• _Text block_:
What’s Moving the Analytics and BI Tool Business Now
While the addition of AI-powered insights to analytics and business intelligence (ABI) tools is certainly still occurring, a bigger trend currently is the addition of low-code and no-code automation capabilities to ABI tools, Gartner says in its recent Magic Quadrant report on the space.
“Many platforms are adding capabilities for users to easily compose low-code or no-code automation workflows and applications,” Gartner analysts Kurt Schlegel, Julian Sun, and others write in the latest Magic Quadrant for Analytics and Business Intelligence Platforms, which was published April 5.
“This blend of capabilities is helping to expand the vision for analytics beyond simply delivering datasets and presenting dashboards,” they continue. “Today’s ABI platforms can deliver enriched contextualized insights, refocus attention on decision-making processes and ultimately take actions that will deliver business value.”
The need for better governance of reports, dashboards, and other products of ABI tools is another trend that the sharps at Gartner are tracking. That translates into a renewed demand for building analytics catalogs into the products, which can make it easier for customers to track the thousands of reports they’ve developed.

• _Exercise objective_:
Reproduce verbatim the part of the article on trends in analytics and BI tools that opens with the words containing "The need for" and closes with "reports they’ve developed.".

• _Entries supplied_:
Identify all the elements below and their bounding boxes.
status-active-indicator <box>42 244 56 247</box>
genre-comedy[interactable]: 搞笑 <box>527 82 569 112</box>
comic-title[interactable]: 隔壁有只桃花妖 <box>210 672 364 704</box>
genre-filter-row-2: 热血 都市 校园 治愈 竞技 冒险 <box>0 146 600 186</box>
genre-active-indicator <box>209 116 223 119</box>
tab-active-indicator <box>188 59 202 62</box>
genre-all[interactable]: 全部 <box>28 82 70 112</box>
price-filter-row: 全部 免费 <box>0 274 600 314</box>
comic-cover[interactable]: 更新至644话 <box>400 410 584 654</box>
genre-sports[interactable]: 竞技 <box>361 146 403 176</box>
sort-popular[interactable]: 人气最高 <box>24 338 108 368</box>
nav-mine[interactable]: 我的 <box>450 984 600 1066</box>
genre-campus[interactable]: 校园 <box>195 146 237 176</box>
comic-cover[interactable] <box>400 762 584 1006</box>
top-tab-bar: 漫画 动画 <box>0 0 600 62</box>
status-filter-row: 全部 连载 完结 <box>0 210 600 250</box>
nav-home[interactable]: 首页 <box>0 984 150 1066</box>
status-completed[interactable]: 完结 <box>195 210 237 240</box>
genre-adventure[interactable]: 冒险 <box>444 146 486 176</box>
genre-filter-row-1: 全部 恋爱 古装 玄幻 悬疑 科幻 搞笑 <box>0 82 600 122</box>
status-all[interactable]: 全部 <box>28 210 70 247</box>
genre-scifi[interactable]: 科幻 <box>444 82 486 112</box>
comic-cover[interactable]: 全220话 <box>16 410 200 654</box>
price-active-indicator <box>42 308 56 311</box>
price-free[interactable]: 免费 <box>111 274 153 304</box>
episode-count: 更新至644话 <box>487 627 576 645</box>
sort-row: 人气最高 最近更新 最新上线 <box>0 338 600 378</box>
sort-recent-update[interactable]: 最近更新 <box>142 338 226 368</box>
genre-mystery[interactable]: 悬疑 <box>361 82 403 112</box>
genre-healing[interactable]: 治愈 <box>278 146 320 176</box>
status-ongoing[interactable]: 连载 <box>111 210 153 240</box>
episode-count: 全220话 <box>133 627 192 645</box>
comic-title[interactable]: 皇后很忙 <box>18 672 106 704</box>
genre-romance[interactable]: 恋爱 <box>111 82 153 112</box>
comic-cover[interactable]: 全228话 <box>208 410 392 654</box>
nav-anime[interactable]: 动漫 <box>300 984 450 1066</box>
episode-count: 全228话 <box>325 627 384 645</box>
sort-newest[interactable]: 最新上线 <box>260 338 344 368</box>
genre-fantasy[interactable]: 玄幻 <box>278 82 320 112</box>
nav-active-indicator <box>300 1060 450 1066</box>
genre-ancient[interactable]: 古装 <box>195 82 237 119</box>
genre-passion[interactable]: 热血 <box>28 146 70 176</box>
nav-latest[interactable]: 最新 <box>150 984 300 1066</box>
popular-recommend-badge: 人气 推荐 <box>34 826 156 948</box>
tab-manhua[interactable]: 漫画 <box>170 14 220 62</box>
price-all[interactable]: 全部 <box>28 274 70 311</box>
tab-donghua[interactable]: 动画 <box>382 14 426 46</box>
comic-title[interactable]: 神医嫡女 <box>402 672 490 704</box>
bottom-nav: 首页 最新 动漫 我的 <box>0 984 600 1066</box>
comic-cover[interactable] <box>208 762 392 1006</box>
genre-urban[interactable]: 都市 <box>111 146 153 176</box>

• _Exercise answer_:
The need for better governance of reports, dashboards, and other products of ABI tools is another trend that the sharps at Gartner are tracking. That translates into a renewed demand for building analytics catalogs into the products, which can make it easier for customers to track the thousands of reports they’ve developed.